====== Dataset entries ======
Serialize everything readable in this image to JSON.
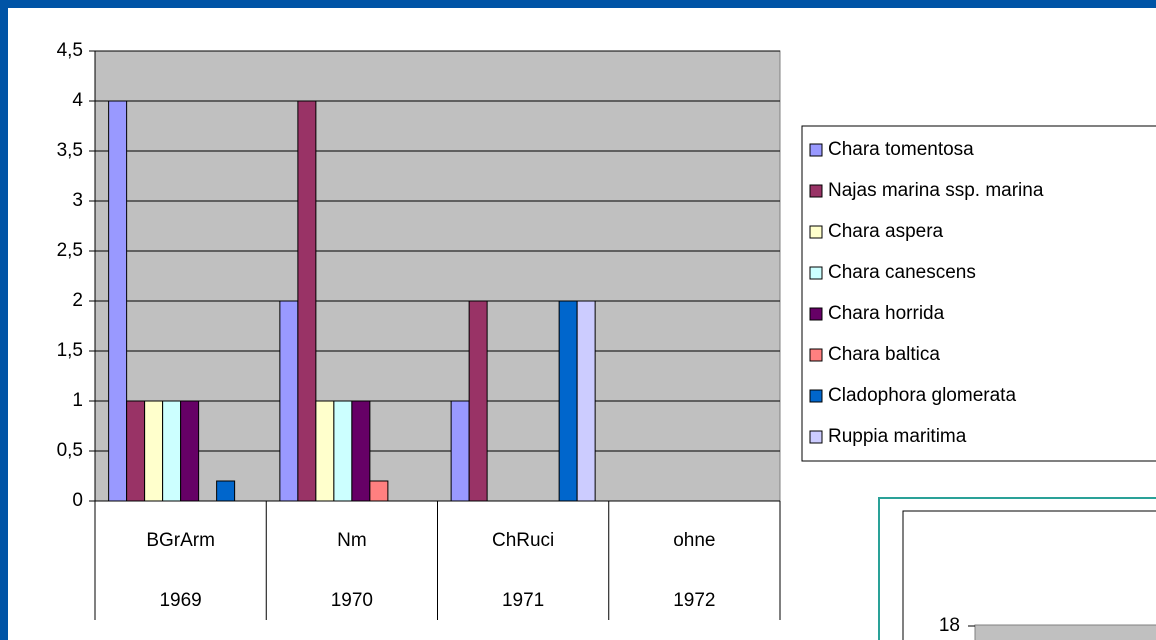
{
  "chart_data": [
    {
      "type": "bar",
      "categories": [
        "BGrArm",
        "Nm",
        "ChRuci",
        "ohne"
      ],
      "categories2": [
        "1969",
        "1970",
        "1971",
        "1972"
      ],
      "series": [
        {
          "name": "Chara tomentosa",
          "color": "#9999ff",
          "values": [
            4,
            2,
            1,
            0
          ]
        },
        {
          "name": "Najas marina ssp. marina",
          "color": "#993366",
          "values": [
            1,
            4,
            2,
            0
          ]
        },
        {
          "name": "Chara aspera",
          "color": "#ffffcc",
          "values": [
            1,
            1,
            0,
            0
          ]
        },
        {
          "name": "Chara canescens",
          "color": "#ccffff",
          "values": [
            1,
            1,
            0,
            0
          ]
        },
        {
          "name": "Chara horrida",
          "color": "#660066",
          "values": [
            1,
            1,
            0,
            0
          ]
        },
        {
          "name": "Chara baltica",
          "color": "#ff8080",
          "values": [
            0,
            0.2,
            0,
            0
          ]
        },
        {
          "name": "Cladophora glomerata",
          "color": "#0066cc",
          "values": [
            0.2,
            0,
            2,
            0
          ]
        },
        {
          "name": "Ruppia maritima",
          "color": "#ccccff",
          "values": [
            0,
            0,
            2,
            0
          ]
        }
      ],
      "ylim": [
        0,
        4.5
      ],
      "yticks": [
        0,
        {
          "value": 0.5,
          "label": "0,5"
        },
        1,
        {
          "value": 1.5,
          "label": "1,5"
        },
        2,
        {
          "value": 2.5,
          "label": "2,5"
        },
        3,
        {
          "value": 3.5,
          "label": "3,5"
        },
        4,
        {
          "value": 4.5,
          "label": "4,5"
        }
      ],
      "grid": true,
      "legend": "right"
    },
    {
      "type": "bar",
      "yticks": [
        18
      ]
    }
  ]
}
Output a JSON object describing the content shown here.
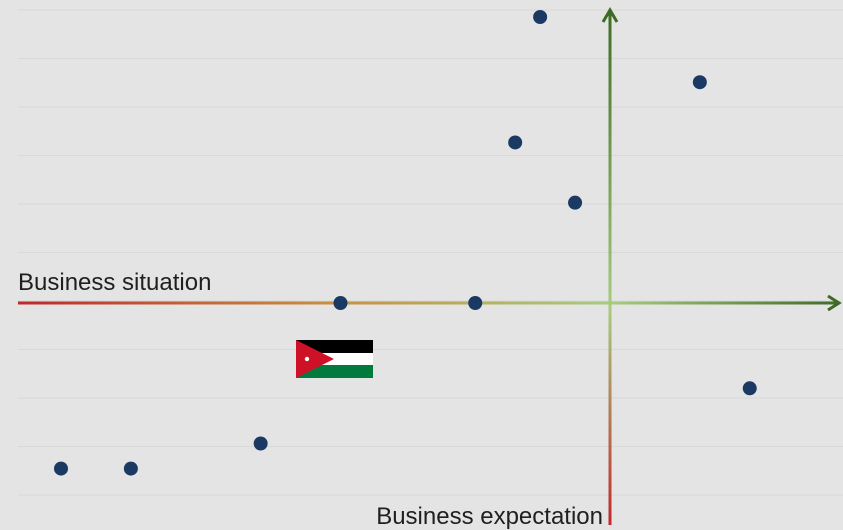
{
  "chart_data": {
    "type": "scatter",
    "xlabel": "Business situation",
    "ylabel": "Business expectation",
    "xlim": [
      -60,
      25
    ],
    "ylim": [
      -22,
      30
    ],
    "grid": true,
    "legend": "none",
    "colors": {
      "point": "#1b3a63",
      "negative_axis": "#c0282d",
      "neutral_axis": "#a6cc7e",
      "positive_axis": "#3d6b26",
      "grid": "#d9d9d9",
      "background": "#e4e4e4"
    },
    "country_flag": "Jordan",
    "points": [
      {
        "x": -55,
        "y": -16.5
      },
      {
        "x": -48,
        "y": -16.5
      },
      {
        "x": -35,
        "y": -14
      },
      {
        "x": -27,
        "y": 0
      },
      {
        "x": -13.5,
        "y": 0
      },
      {
        "x": -7,
        "y": 28.5
      },
      {
        "x": -9.5,
        "y": 16
      },
      {
        "x": -3.5,
        "y": 10
      },
      {
        "x": 9,
        "y": 22
      },
      {
        "x": 14,
        "y": -8.5
      }
    ]
  }
}
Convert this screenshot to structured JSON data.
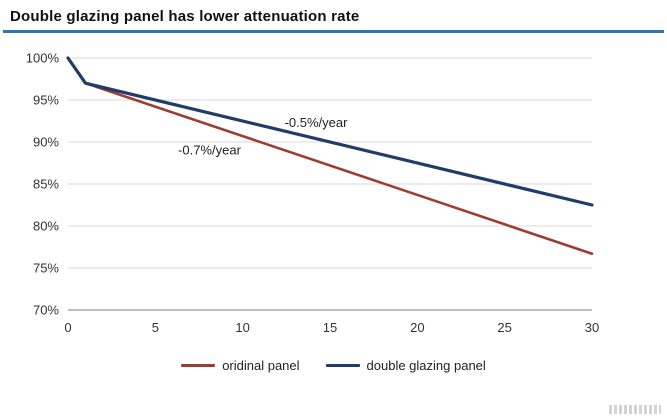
{
  "title": "Double glazing panel has lower attenuation rate",
  "colors": {
    "title_rule": "#2e75b6",
    "grid": "#d9d9d9",
    "axis": "#999999",
    "text": "#333333",
    "annotation": "#222222"
  },
  "chart_data": {
    "type": "line",
    "title": "Double glazing panel has lower attenuation rate",
    "xlabel": "",
    "ylabel": "",
    "xlim": [
      0,
      30
    ],
    "ylim": [
      70,
      100
    ],
    "xticks": [
      0,
      5,
      10,
      15,
      20,
      25,
      30
    ],
    "yticks": [
      70,
      75,
      80,
      85,
      90,
      95,
      100
    ],
    "ytick_suffix": "%",
    "grid": "horizontal",
    "legend_position": "bottom",
    "series": [
      {
        "name": "oridinal panel",
        "color": "#9e3b33",
        "rate_label": "-0.7%/year",
        "x": [
          0,
          1,
          30
        ],
        "y": [
          100,
          97,
          76.7
        ]
      },
      {
        "name": "double glazing panel",
        "color": "#1f3d68",
        "rate_label": "-0.5%/year",
        "x": [
          0,
          1,
          30
        ],
        "y": [
          100,
          97,
          82.5
        ]
      }
    ],
    "annotations": [
      {
        "text": "-0.5%/year",
        "x": 12.4,
        "y": 91.8
      },
      {
        "text": "-0.7%/year",
        "x": 6.3,
        "y": 88.5
      }
    ]
  },
  "legend": {
    "items": [
      {
        "label": "oridinal panel",
        "color": "#9e3b33"
      },
      {
        "label": "double glazing panel",
        "color": "#1f3d68"
      }
    ]
  }
}
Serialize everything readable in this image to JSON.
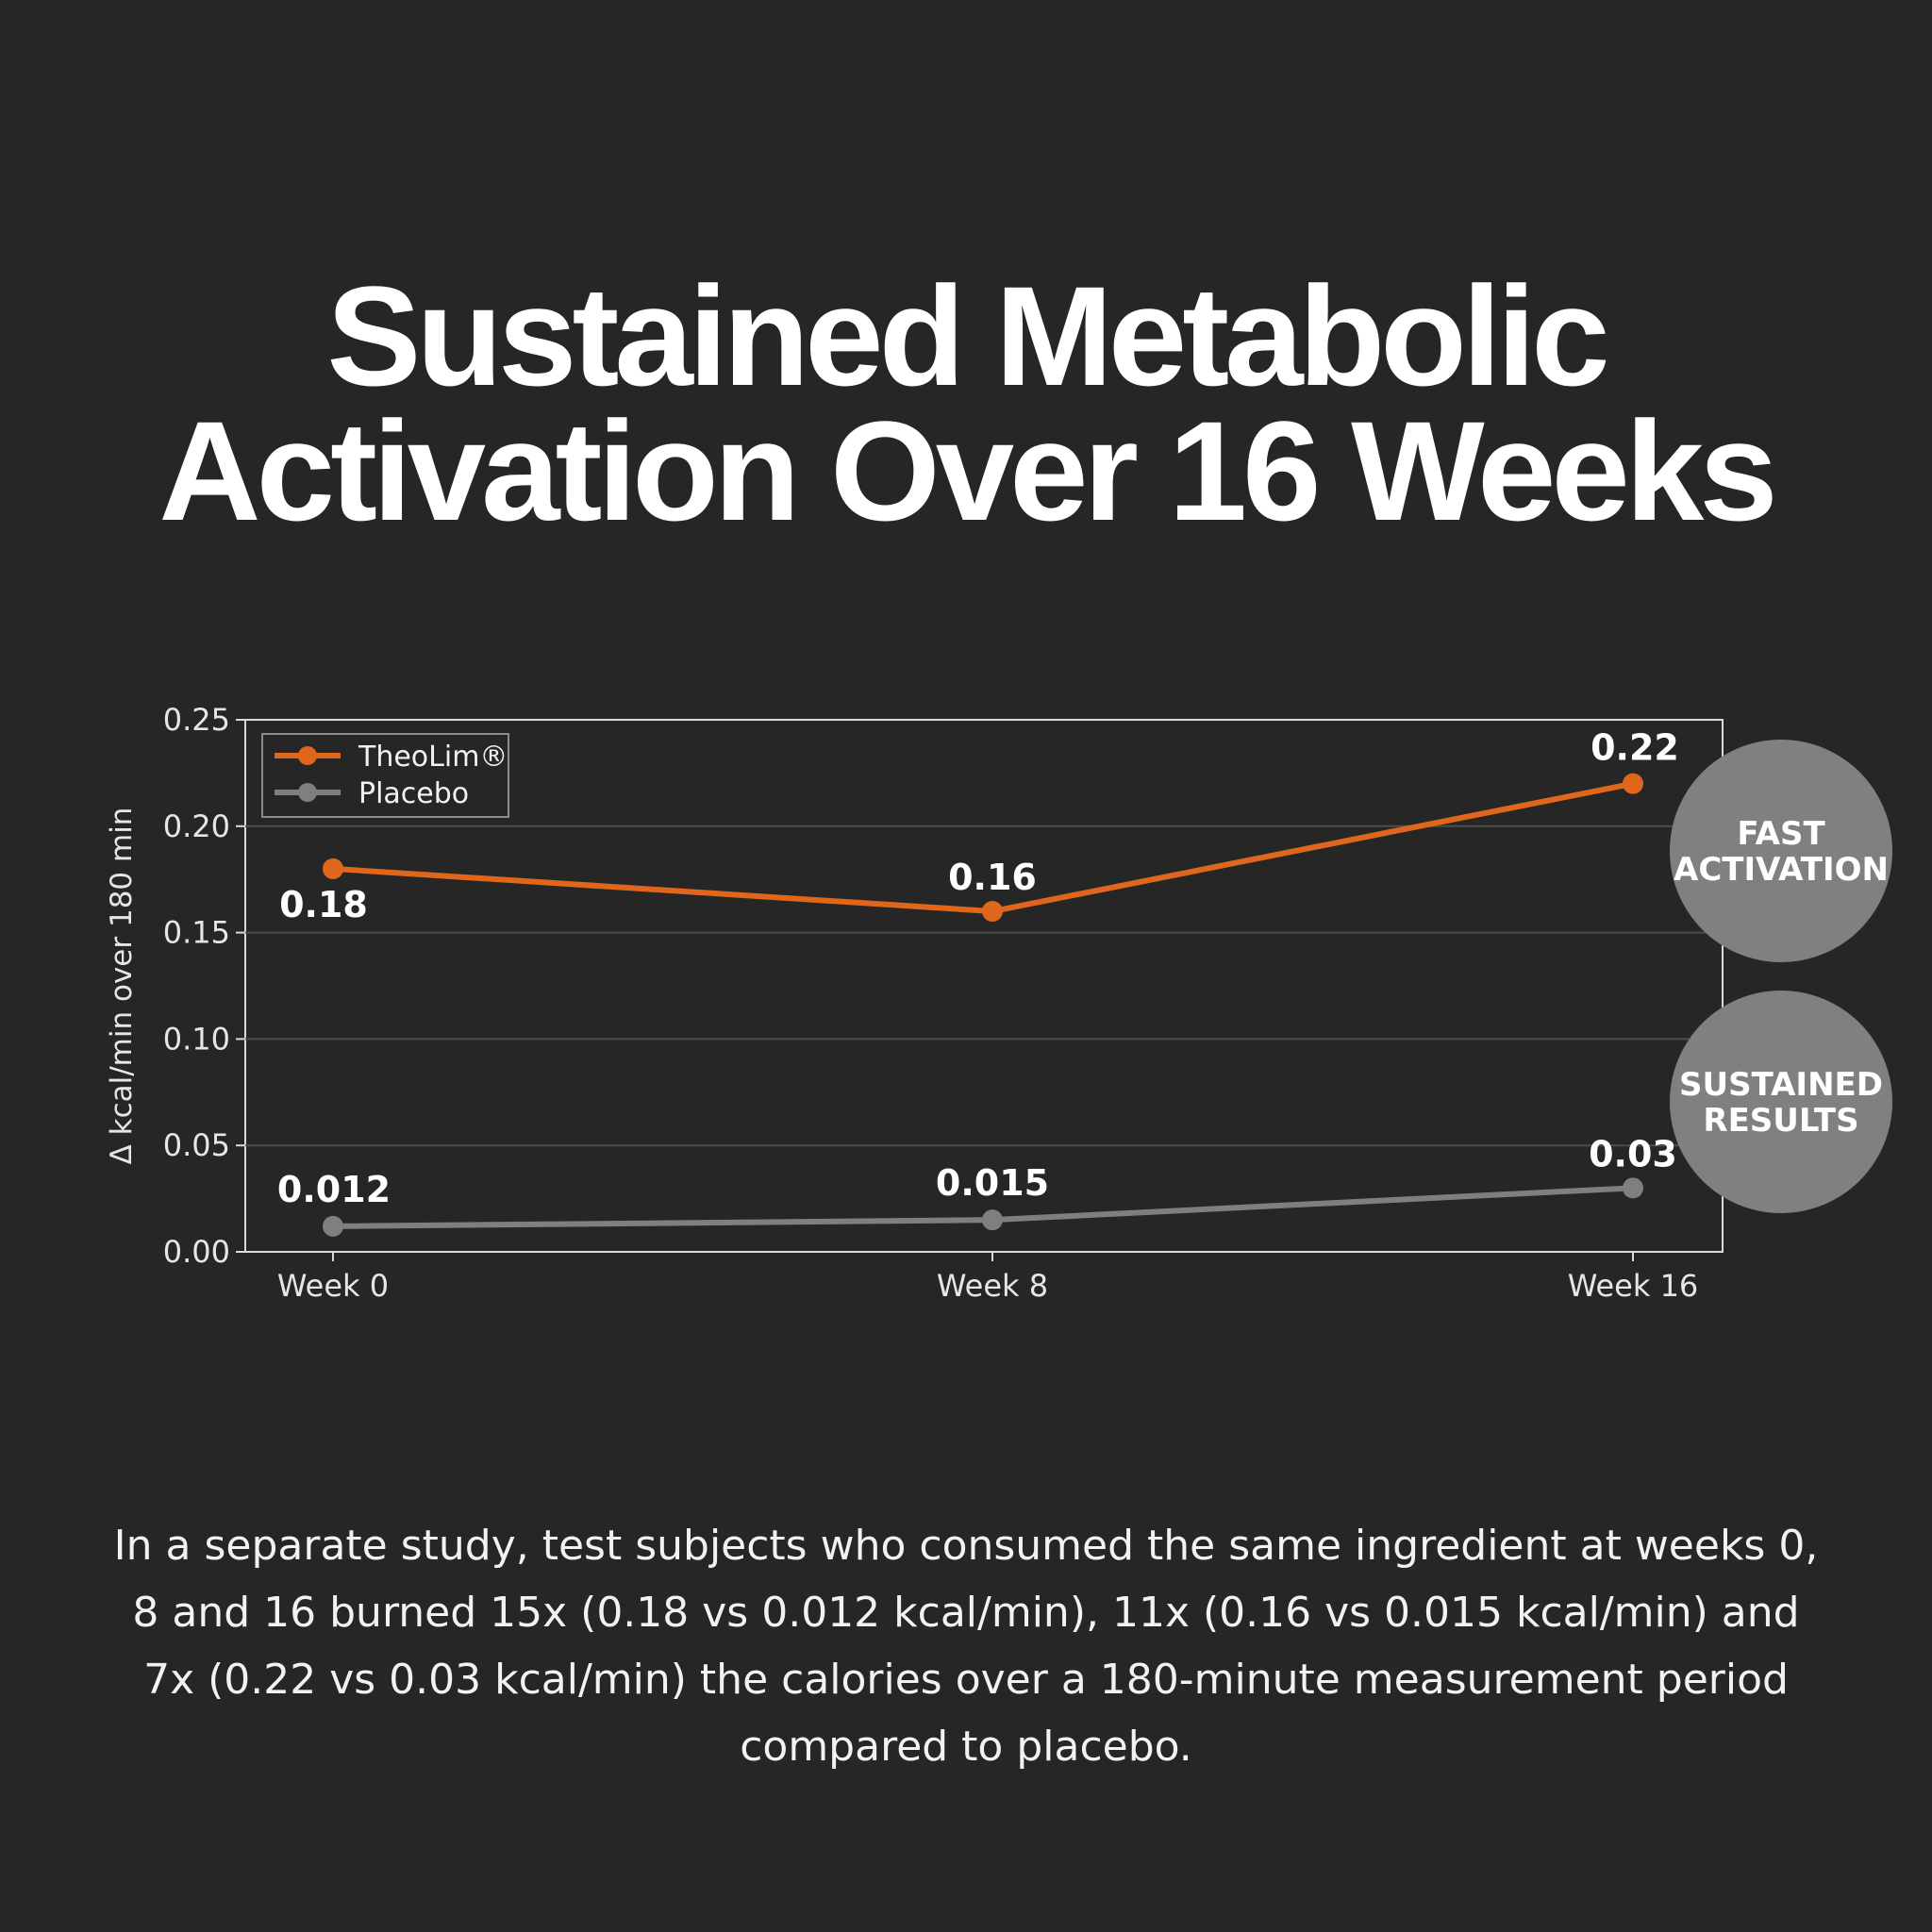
{
  "headline": {
    "line1": "Sustained Metabolic",
    "line2": "Activation Over 16 Weeks"
  },
  "chart_data": {
    "type": "line",
    "categories": [
      "Week 0",
      "Week 8",
      "Week 16"
    ],
    "series": [
      {
        "name": "TheoLim®",
        "values": [
          0.18,
          0.16,
          0.22
        ],
        "labels": [
          "0.18",
          "0.16",
          "0.22"
        ],
        "color": "#e0661c"
      },
      {
        "name": "Placebo",
        "values": [
          0.012,
          0.015,
          0.03
        ],
        "labels": [
          "0.012",
          "0.015",
          "0.03"
        ],
        "color": "#7f7f7f"
      }
    ],
    "ylabel": "Δ kcal/min over 180 min",
    "ylim": [
      0,
      0.25
    ],
    "yticks": [
      "0.00",
      "0.05",
      "0.10",
      "0.15",
      "0.20",
      "0.25"
    ],
    "grid": true,
    "legend_position": "top-left",
    "badges": [
      "FAST ACTIVATION",
      "SUSTAINED RESULTS"
    ]
  },
  "caption": "In a separate study, test subjects who consumed the same ingredient at weeks 0, 8 and 16 burned 15x (0.18 vs 0.012 kcal/min), 11x (0.16 vs 0.015 kcal/min) and 7x (0.22 vs 0.03 kcal/min) the calories over a 180-minute measurement period compared to placebo."
}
======
_Set exercise:_
Transcribe the full listing above exactly as it stands, minus the pictures.

_Exercise answer:_
Serialize everything readable in this image to JSON.
{
  "chart_data": [
    {
      "type": "bar",
      "categories": [
        "BGrArm",
        "Nm",
        "ChRuci",
        "ohne"
      ],
      "categories2": [
        "1969",
        "1970",
        "1971",
        "1972"
      ],
      "series": [
        {
          "name": "Chara tomentosa",
          "color": "#9999ff",
          "values": [
            4,
            2,
            1,
            0
          ]
        },
        {
          "name": "Najas marina ssp. marina",
          "color": "#993366",
          "values": [
            1,
            4,
            2,
            0
          ]
        },
        {
          "name": "Chara aspera",
          "color": "#ffffcc",
          "values": [
            1,
            1,
            0,
            0
          ]
        },
        {
          "name": "Chara canescens",
          "color": "#ccffff",
          "values": [
            1,
            1,
            0,
            0
          ]
        },
        {
          "name": "Chara horrida",
          "color": "#660066",
          "values": [
            1,
            1,
            0,
            0
          ]
        },
        {
          "name": "Chara baltica",
          "color": "#ff8080",
          "values": [
            0,
            0.2,
            0,
            0
          ]
        },
        {
          "name": "Cladophora glomerata",
          "color": "#0066cc",
          "values": [
            0.2,
            0,
            2,
            0
          ]
        },
        {
          "name": "Ruppia maritima",
          "color": "#ccccff",
          "values": [
            0,
            0,
            2,
            0
          ]
        }
      ],
      "ylim": [
        0,
        4.5
      ],
      "yticks": [
        0,
        {
          "value": 0.5,
          "label": "0,5"
        },
        1,
        {
          "value": 1.5,
          "label": "1,5"
        },
        2,
        {
          "value": 2.5,
          "label": "2,5"
        },
        3,
        {
          "value": 3.5,
          "label": "3,5"
        },
        4,
        {
          "value": 4.5,
          "label": "4,5"
        }
      ],
      "grid": true,
      "legend": "right"
    },
    {
      "type": "bar",
      "yticks": [
        18
      ]
    }
  ]
}
Output a JSON object describing the content shown here.
{
  "chart_data": {
    "type": "scatter",
    "xlabel": "Business situation",
    "ylabel": "Business expectation",
    "xlim": [
      -60,
      25
    ],
    "ylim": [
      -22,
      30
    ],
    "grid": true,
    "legend": "none",
    "colors": {
      "point": "#1b3a63",
      "negative_axis": "#c0282d",
      "neutral_axis": "#a6cc7e",
      "positive_axis": "#3d6b26",
      "grid": "#d9d9d9",
      "background": "#e4e4e4"
    },
    "country_flag": "Jordan",
    "points": [
      {
        "x": -55,
        "y": -16.5
      },
      {
        "x": -48,
        "y": -16.5
      },
      {
        "x": -35,
        "y": -14
      },
      {
        "x": -27,
        "y": 0
      },
      {
        "x": -13.5,
        "y": 0
      },
      {
        "x": -7,
        "y": 28.5
      },
      {
        "x": -9.5,
        "y": 16
      },
      {
        "x": -3.5,
        "y": 10
      },
      {
        "x": 9,
        "y": 22
      },
      {
        "x": 14,
        "y": -8.5
      }
    ]
  }
}
Convert this screenshot to structured JSON data.
{
  "title": "Double glazing panel has lower attenuation rate",
  "colors": {
    "title_rule": "#2e75b6",
    "grid": "#d9d9d9",
    "axis": "#999999",
    "text": "#333333",
    "annotation": "#222222"
  },
  "chart_data": {
    "type": "line",
    "title": "Double glazing panel has lower attenuation rate",
    "xlabel": "",
    "ylabel": "",
    "xlim": [
      0,
      30
    ],
    "ylim": [
      70,
      100
    ],
    "xticks": [
      0,
      5,
      10,
      15,
      20,
      25,
      30
    ],
    "yticks": [
      70,
      75,
      80,
      85,
      90,
      95,
      100
    ],
    "ytick_suffix": "%",
    "grid": "horizontal",
    "legend_position": "bottom",
    "series": [
      {
        "name": "oridinal panel",
        "color": "#9e3b33",
        "rate_label": "-0.7%/year",
        "x": [
          0,
          1,
          30
        ],
        "y": [
          100,
          97,
          76.7
        ]
      },
      {
        "name": "double glazing panel",
        "color": "#1f3d68",
        "rate_label": "-0.5%/year",
        "x": [
          0,
          1,
          30
        ],
        "y": [
          100,
          97,
          82.5
        ]
      }
    ],
    "annotations": [
      {
        "text": "-0.5%/year",
        "x": 12.4,
        "y": 91.8
      },
      {
        "text": "-0.7%/year",
        "x": 6.3,
        "y": 88.5
      }
    ]
  },
  "legend": {
    "items": [
      {
        "label": "oridinal panel",
        "color": "#9e3b33"
      },
      {
        "label": "double glazing panel",
        "color": "#1f3d68"
      }
    ]
  }
}
Serialize everything readable in this image to JSON.
{
  "headline": {
    "line1": "Sustained Metabolic",
    "line2": "Activation Over 16 Weeks"
  },
  "chart_data": {
    "type": "line",
    "categories": [
      "Week 0",
      "Week 8",
      "Week 16"
    ],
    "series": [
      {
        "name": "TheoLim®",
        "values": [
          0.18,
          0.16,
          0.22
        ],
        "labels": [
          "0.18",
          "0.16",
          "0.22"
        ],
        "color": "#e0661c"
      },
      {
        "name": "Placebo",
        "values": [
          0.012,
          0.015,
          0.03
        ],
        "labels": [
          "0.012",
          "0.015",
          "0.03"
        ],
        "color": "#7f7f7f"
      }
    ],
    "ylabel": "Δ kcal/min over 180 min",
    "ylim": [
      0,
      0.25
    ],
    "yticks": [
      "0.00",
      "0.05",
      "0.10",
      "0.15",
      "0.20",
      "0.25"
    ],
    "grid": true,
    "legend_position": "top-left",
    "badges": [
      "FAST ACTIVATION",
      "SUSTAINED RESULTS"
    ]
  },
  "caption": "In a separate study, test subjects who consumed the same ingredient at weeks 0, 8 and 16 burned 15x (0.18 vs 0.012 kcal/min), 11x (0.16 vs 0.015 kcal/min) and 7x (0.22 vs 0.03 kcal/min) the calories over a 180-minute measurement period compared to placebo."
}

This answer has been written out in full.